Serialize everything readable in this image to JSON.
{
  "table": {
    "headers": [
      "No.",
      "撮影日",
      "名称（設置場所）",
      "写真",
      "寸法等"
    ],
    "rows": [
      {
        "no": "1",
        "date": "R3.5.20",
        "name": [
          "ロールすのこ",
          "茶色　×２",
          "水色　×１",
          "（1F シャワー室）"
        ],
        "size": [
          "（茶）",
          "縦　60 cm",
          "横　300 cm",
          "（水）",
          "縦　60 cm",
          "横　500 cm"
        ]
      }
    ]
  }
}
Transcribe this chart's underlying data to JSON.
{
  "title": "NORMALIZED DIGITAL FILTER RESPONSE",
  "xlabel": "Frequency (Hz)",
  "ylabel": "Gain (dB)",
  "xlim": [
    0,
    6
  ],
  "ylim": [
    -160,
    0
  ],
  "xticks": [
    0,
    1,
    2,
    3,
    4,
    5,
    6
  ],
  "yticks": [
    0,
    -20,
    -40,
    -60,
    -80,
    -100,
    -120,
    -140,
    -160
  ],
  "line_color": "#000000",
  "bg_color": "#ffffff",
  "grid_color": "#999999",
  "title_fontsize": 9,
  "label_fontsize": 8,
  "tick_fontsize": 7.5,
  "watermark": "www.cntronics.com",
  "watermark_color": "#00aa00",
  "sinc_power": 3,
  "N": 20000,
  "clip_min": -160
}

> _Short exercise_:
Find the line with "Transcribe this chart's" in the listing above, then write out that line and each remaining line exactly, with no other text.

> _Exercise response_:
Transcribe this chart's underlying data to JSON.
{
  "title": "NORMALIZED DIGITAL FILTER RESPONSE",
  "xlabel": "Frequency (Hz)",
  "ylabel": "Gain (dB)",
  "xlim": [
    0,
    6
  ],
  "ylim": [
    -160,
    0
  ],
  "xticks": [
    0,
    1,
    2,
    3,
    4,
    5,
    6
  ],
  "yticks": [
    0,
    -20,
    -40,
    -60,
    -80,
    -100,
    -120,
    -140,
    -160
  ],
  "line_color": "#000000",
  "bg_color": "#ffffff",
  "grid_color": "#999999",
  "title_fontsize": 9,
  "label_fontsize": 8,
  "tick_fontsize": 7.5,
  "watermark": "www.cntronics.com",
  "watermark_color": "#00aa00",
  "sinc_power": 3,
  "N": 20000,
  "clip_min": -160
}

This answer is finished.